* **EXERCISE INPUT**
⁂

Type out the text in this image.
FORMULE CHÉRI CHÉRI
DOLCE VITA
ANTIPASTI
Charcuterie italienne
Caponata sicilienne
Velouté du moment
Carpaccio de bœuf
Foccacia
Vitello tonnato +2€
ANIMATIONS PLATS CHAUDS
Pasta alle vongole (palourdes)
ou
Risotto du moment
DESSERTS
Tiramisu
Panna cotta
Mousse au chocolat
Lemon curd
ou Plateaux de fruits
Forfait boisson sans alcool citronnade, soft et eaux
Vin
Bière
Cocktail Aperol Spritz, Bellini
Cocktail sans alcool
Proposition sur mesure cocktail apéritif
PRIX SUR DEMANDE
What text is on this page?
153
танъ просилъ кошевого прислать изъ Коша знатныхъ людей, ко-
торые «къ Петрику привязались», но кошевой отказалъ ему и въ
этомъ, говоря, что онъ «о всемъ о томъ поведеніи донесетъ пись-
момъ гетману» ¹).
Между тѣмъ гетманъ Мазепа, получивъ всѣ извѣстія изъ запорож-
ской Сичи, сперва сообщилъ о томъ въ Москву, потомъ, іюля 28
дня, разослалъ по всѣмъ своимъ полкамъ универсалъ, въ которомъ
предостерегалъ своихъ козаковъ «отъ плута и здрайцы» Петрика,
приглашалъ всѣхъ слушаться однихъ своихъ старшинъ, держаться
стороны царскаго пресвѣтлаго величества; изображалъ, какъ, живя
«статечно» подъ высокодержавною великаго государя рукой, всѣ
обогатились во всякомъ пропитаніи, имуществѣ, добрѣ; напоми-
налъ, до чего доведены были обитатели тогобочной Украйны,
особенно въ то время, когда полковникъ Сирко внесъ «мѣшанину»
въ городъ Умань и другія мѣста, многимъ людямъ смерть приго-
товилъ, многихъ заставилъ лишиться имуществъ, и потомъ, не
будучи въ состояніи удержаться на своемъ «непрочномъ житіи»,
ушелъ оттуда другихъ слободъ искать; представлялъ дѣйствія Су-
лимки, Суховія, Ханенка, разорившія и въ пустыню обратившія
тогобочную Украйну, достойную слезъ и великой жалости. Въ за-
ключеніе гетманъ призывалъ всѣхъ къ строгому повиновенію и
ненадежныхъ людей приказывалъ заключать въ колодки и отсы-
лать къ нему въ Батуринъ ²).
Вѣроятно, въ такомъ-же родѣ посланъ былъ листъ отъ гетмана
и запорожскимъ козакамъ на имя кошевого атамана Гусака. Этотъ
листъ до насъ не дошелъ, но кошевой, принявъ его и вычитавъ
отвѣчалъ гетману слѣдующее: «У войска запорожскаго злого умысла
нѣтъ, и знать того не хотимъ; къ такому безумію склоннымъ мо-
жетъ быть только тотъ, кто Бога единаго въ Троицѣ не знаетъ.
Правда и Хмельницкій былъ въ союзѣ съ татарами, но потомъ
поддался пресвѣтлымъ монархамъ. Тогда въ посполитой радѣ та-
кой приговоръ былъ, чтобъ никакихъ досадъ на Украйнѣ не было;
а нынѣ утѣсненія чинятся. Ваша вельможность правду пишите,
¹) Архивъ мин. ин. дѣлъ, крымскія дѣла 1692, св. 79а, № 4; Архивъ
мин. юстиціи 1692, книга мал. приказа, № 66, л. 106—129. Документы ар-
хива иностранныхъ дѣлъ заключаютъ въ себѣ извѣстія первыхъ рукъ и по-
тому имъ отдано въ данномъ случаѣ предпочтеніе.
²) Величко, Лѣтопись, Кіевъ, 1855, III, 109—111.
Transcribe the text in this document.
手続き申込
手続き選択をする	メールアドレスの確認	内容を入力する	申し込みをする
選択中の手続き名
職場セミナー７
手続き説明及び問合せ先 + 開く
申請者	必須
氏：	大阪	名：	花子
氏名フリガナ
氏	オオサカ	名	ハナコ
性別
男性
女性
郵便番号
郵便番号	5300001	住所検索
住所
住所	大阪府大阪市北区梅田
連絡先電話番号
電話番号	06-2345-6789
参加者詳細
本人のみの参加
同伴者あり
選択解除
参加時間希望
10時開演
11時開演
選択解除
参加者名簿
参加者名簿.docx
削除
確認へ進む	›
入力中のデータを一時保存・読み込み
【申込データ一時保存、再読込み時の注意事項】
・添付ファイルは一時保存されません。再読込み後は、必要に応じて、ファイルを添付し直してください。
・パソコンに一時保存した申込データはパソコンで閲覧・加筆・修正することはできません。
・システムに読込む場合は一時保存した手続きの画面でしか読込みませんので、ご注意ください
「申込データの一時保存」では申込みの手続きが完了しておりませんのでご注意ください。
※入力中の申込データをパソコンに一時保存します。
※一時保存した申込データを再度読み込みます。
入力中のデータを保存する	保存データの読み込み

⁂

* **STATED EXERCISE**
Identify the lines of the data that contain the word "кошевого". Copy each of them.

* **IN RESPONSE**
танъ просилъ кошевого прислать изъ Коша знатныхъ людей, ко-
и запорожскимъ козакамъ на имя кошевого атамана Гусака. Этотъ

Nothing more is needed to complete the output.